• [Task brief]
Please give every line of the material below as a numbered list, leaving out blank lines. Leave the pictures out of the answer.

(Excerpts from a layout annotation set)
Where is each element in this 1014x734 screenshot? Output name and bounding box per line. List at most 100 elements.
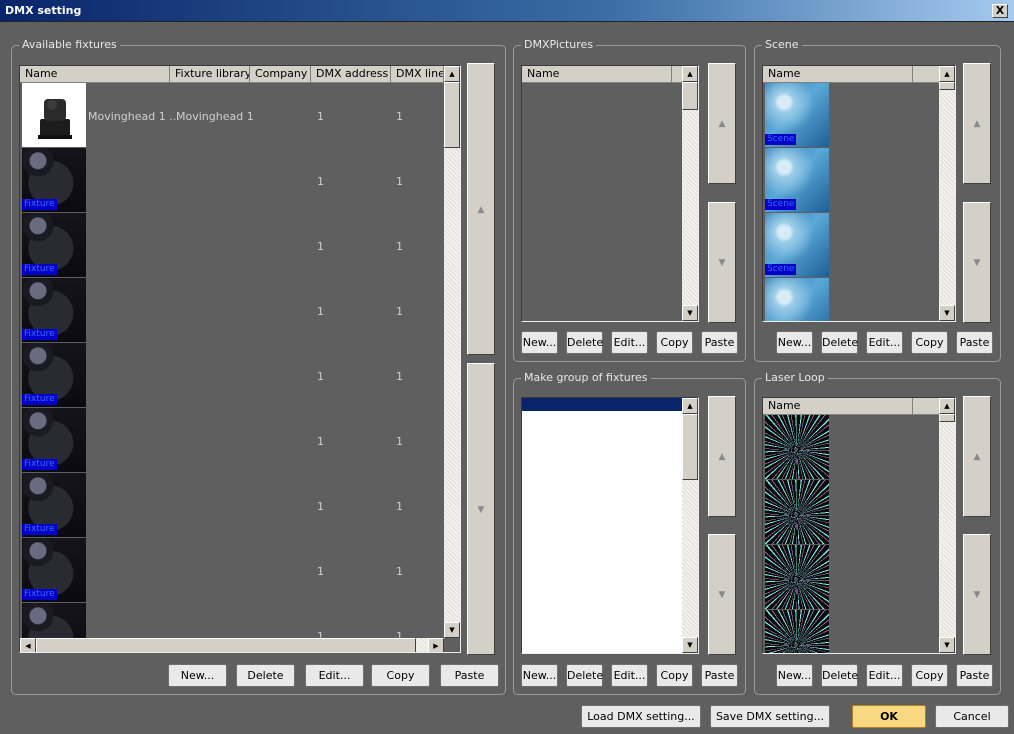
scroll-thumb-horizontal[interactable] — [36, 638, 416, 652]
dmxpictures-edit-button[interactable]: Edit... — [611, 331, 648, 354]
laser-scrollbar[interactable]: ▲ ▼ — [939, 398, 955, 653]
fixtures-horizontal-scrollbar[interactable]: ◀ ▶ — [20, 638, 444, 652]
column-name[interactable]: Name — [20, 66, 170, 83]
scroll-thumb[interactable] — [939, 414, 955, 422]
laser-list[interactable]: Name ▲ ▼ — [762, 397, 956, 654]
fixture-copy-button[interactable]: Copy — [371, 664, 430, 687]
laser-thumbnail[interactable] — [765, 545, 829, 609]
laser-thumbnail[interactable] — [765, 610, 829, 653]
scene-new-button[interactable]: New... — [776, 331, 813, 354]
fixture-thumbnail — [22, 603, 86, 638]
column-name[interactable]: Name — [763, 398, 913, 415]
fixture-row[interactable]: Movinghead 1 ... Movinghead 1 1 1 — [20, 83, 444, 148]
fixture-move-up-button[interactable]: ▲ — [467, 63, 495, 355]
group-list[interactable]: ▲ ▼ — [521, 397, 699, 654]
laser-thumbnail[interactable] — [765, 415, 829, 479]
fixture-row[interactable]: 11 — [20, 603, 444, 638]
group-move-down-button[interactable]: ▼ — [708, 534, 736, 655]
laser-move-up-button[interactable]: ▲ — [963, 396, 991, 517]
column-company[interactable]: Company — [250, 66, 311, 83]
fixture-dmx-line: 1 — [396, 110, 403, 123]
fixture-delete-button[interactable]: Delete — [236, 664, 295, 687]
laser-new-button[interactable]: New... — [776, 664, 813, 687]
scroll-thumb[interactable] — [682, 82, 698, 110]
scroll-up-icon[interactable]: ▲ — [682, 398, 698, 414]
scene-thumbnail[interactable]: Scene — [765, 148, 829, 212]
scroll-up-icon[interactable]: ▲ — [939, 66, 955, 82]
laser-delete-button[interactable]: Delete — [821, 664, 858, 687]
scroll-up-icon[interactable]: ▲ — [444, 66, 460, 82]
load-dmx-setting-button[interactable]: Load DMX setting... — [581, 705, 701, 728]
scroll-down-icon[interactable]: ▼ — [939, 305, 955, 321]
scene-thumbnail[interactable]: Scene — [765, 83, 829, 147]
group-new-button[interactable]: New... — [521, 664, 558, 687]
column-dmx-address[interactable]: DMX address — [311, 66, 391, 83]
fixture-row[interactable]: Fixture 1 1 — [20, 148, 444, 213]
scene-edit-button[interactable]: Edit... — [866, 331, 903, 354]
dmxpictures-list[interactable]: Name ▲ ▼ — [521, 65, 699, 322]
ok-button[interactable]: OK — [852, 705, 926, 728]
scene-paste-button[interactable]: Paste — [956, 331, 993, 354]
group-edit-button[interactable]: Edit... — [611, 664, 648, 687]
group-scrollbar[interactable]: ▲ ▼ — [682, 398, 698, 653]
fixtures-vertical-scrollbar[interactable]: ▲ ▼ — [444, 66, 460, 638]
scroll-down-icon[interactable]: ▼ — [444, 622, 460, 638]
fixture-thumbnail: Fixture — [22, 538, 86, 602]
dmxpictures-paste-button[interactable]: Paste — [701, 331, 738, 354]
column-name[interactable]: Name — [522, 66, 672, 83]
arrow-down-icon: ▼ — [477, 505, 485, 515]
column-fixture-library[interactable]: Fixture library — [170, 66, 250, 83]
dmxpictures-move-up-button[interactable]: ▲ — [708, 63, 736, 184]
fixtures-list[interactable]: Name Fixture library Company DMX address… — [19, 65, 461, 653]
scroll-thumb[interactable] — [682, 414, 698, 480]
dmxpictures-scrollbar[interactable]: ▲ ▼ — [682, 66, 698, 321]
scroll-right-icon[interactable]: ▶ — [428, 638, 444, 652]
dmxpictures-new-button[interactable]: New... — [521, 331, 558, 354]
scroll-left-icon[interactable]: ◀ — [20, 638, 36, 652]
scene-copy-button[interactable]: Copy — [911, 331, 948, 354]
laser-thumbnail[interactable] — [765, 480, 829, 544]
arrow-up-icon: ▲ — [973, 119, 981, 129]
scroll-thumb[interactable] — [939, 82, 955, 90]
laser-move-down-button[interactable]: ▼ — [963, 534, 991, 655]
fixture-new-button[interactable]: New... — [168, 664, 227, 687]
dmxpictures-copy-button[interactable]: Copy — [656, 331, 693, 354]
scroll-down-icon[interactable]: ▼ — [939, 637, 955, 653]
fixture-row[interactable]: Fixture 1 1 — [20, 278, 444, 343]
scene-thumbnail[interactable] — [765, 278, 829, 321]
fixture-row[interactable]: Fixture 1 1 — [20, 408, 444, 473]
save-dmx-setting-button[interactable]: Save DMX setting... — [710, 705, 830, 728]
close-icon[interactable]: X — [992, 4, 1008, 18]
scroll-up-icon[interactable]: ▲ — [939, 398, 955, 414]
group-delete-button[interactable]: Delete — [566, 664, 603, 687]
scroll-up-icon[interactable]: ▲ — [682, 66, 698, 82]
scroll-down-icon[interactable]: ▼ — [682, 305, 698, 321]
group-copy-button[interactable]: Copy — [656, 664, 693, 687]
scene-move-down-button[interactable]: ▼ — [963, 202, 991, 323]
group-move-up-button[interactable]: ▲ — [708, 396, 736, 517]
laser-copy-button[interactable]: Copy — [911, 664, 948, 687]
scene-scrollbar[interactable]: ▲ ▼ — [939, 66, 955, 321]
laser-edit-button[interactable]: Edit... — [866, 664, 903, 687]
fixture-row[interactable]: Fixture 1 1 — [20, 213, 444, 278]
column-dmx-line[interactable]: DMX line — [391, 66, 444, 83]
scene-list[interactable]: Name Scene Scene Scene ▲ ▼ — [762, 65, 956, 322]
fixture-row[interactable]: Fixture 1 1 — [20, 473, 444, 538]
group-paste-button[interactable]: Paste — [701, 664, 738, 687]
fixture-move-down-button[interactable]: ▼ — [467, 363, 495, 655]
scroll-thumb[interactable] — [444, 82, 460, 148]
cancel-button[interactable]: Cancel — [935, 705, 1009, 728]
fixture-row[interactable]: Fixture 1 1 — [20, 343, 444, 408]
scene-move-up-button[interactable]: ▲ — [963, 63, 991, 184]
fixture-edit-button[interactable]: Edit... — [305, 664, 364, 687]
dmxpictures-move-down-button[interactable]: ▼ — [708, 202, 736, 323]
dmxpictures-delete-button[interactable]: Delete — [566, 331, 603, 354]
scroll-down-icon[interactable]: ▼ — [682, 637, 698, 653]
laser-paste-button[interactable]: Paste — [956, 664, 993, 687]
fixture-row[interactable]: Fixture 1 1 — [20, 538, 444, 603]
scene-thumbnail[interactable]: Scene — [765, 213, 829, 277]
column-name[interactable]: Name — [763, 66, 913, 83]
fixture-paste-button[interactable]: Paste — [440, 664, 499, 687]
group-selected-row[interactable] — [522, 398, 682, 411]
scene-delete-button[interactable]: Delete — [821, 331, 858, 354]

• [The solution]
1. Where is each element in this 1014x734 screenshot? Output name and bounding box per line. List at most 100 elements.
2. scroll-thumb-horizontal[interactable] — [36, 638, 416, 652]
3. dmxpictures-edit-button[interactable]: Edit... — [611, 331, 648, 354]
4. laser-scrollbar[interactable]: ▲ ▼ — [939, 398, 955, 653]
5. fixtures-horizontal-scrollbar[interactable]: ◀ ▶ — [20, 638, 444, 652]
6. column-name[interactable]: Name — [20, 66, 170, 83]
7. scroll-thumb[interactable] — [939, 414, 955, 422]
8. laser-list[interactable]: Name ▲ ▼ — [762, 397, 956, 654]
9. fixture-copy-button[interactable]: Copy — [371, 664, 430, 687]
10. laser-thumbnail[interactable] — [765, 545, 829, 609]
11. laser-thumbnail[interactable] — [765, 610, 829, 653]
12. scene-new-button[interactable]: New... — [776, 331, 813, 354]
13. fixture-thumbnail — [22, 603, 86, 638]
14. column-name[interactable]: Name — [763, 398, 913, 415]
15. fixture-row[interactable]: Movinghead 1 ... Movinghead 1 1 1 — [20, 83, 444, 148]
16. fixture-move-up-button[interactable]: ▲ — [467, 63, 495, 355]
17. group-list[interactable]: ▲ ▼ — [521, 397, 699, 654]
18. laser-thumbnail[interactable] — [765, 415, 829, 479]
19. fixture-row[interactable]: 11 — [20, 603, 444, 638]
20. group-move-down-button[interactable]: ▼ — [708, 534, 736, 655]
21. laser-move-up-button[interactable]: ▲ — [963, 396, 991, 517]
22. column-company[interactable]: Company — [250, 66, 311, 83]
23. fixture-dmx-line: 1 — [396, 110, 403, 123]
24. fixture-delete-button[interactable]: Delete — [236, 664, 295, 687]
25. laser-new-button[interactable]: New... — [776, 664, 813, 687]
26. scroll-thumb[interactable] — [682, 82, 698, 110]
27. scroll-up-icon[interactable]: ▲ — [682, 398, 698, 414]
28. scene-thumbnail[interactable]: Scene — [765, 148, 829, 212]
29. scroll-up-icon[interactable]: ▲ — [939, 66, 955, 82]
30. laser-delete-button[interactable]: Delete — [821, 664, 858, 687]
31. scroll-up-icon[interactable]: ▲ — [444, 66, 460, 82]
32. load-dmx-setting-button[interactable]: Load DMX setting... — [581, 705, 701, 728]
33. scroll-down-icon[interactable]: ▼ — [939, 305, 955, 321]
34. scene-thumbnail[interactable]: Scene — [765, 83, 829, 147]
35. group-new-button[interactable]: New... — [521, 664, 558, 687]
36. column-dmx-address[interactable]: DMX address — [311, 66, 391, 83]
37. fixture-row[interactable]: Fixture 1 1 — [20, 148, 444, 213]
38. scene-edit-button[interactable]: Edit... — [866, 331, 903, 354]
39. dmxpictures-list[interactable]: Name ▲ ▼ — [521, 65, 699, 322]
40. ok-button[interactable]: OK — [852, 705, 926, 728]
41. scene-paste-button[interactable]: Paste — [956, 331, 993, 354]
42. group-edit-button[interactable]: Edit... — [611, 664, 648, 687]
43. group-scrollbar[interactable]: ▲ ▼ — [682, 398, 698, 653]
44. fixtures-vertical-scrollbar[interactable]: ▲ ▼ — [444, 66, 460, 638]
45. scroll-down-icon[interactable]: ▼ — [444, 622, 460, 638]
46. fixture-thumbnail: Fixture — [22, 538, 86, 602]
47. dmxpictures-paste-button[interactable]: Paste — [701, 331, 738, 354]
48. column-name[interactable]: Name — [522, 66, 672, 83]
49. arrow-down-icon: ▼ — [477, 505, 485, 515]
50. column-fixture-library[interactable]: Fixture library — [170, 66, 250, 83]
51. dmxpictures-move-up-button[interactable]: ▲ — [708, 63, 736, 184]
52. fixtures-list[interactable]: Name Fixture library Company DMX address… — [19, 65, 461, 653]
53. scroll-thumb[interactable] — [682, 414, 698, 480]
54. dmxpictures-scrollbar[interactable]: ▲ ▼ — [682, 66, 698, 321]
55. scroll-right-icon[interactable]: ▶ — [428, 638, 444, 652]
56. dmxpictures-new-button[interactable]: New... — [521, 331, 558, 354]
57. scroll-left-icon[interactable]: ◀ — [20, 638, 36, 652]
58. scene-copy-button[interactable]: Copy — [911, 331, 948, 354]
59. laser-thumbnail[interactable] — [765, 480, 829, 544]
60. arrow-up-icon: ▲ — [973, 119, 981, 129]
61. scroll-thumb[interactable] — [939, 82, 955, 90]
62. laser-move-down-button[interactable]: ▼ — [963, 534, 991, 655]
63. fixture-new-button[interactable]: New... — [168, 664, 227, 687]
64. dmxpictures-copy-button[interactable]: Copy — [656, 331, 693, 354]
65. scroll-down-icon[interactable]: ▼ — [939, 637, 955, 653]
66. fixture-row[interactable]: Fixture 1 1 — [20, 278, 444, 343]
67. scene-thumbnail[interactable] — [765, 278, 829, 321]
68. fixture-row[interactable]: Fixture 1 1 — [20, 408, 444, 473]
69. save-dmx-setting-button[interactable]: Save DMX setting... — [710, 705, 830, 728]
70. close-icon[interactable]: X — [992, 4, 1008, 18]
71. scroll-up-icon[interactable]: ▲ — [939, 398, 955, 414]
72. group-delete-button[interactable]: Delete — [566, 664, 603, 687]
73. scroll-up-icon[interactable]: ▲ — [682, 66, 698, 82]
74. scroll-down-icon[interactable]: ▼ — [682, 305, 698, 321]
75. group-copy-button[interactable]: Copy — [656, 664, 693, 687]
76. scene-move-down-button[interactable]: ▼ — [963, 202, 991, 323]
77. group-move-up-button[interactable]: ▲ — [708, 396, 736, 517]
78. laser-copy-button[interactable]: Copy — [911, 664, 948, 687]
79. scene-scrollbar[interactable]: ▲ ▼ — [939, 66, 955, 321]
80. laser-edit-button[interactable]: Edit... — [866, 664, 903, 687]
81. fixture-row[interactable]: Fixture 1 1 — [20, 213, 444, 278]
82. column-dmx-line[interactable]: DMX line — [391, 66, 444, 83]
83. scene-list[interactable]: Name Scene Scene Scene ▲ ▼ — [762, 65, 956, 322]
84. fixture-row[interactable]: Fixture 1 1 — [20, 473, 444, 538]
85. group-paste-button[interactable]: Paste — [701, 664, 738, 687]
86. fixture-move-down-button[interactable]: ▼ — [467, 363, 495, 655]
87. scroll-thumb[interactable] — [444, 82, 460, 148]
88. cancel-button[interactable]: Cancel — [935, 705, 1009, 728]
89. fixture-row[interactable]: Fixture 1 1 — [20, 343, 444, 408]
90. scene-move-up-button[interactable]: ▲ — [963, 63, 991, 184]
91. fixture-edit-button[interactable]: Edit... — [305, 664, 364, 687]
92. dmxpictures-move-down-button[interactable]: ▼ — [708, 202, 736, 323]
93. dmxpictures-delete-button[interactable]: Delete — [566, 331, 603, 354]
94. scroll-down-icon[interactable]: ▼ — [682, 637, 698, 653]
95. laser-paste-button[interactable]: Paste — [956, 664, 993, 687]
96. fixture-row[interactable]: Fixture 1 1 — [20, 538, 444, 603]
97. scene-thumbnail[interactable]: Scene — [765, 213, 829, 277]
98. column-name[interactable]: Name — [763, 66, 913, 83]
99. fixture-paste-button[interactable]: Paste — [440, 664, 499, 687]
100. group-selected-row[interactable] — [522, 398, 682, 411]
101. scene-delete-button[interactable]: Delete — [821, 331, 858, 354]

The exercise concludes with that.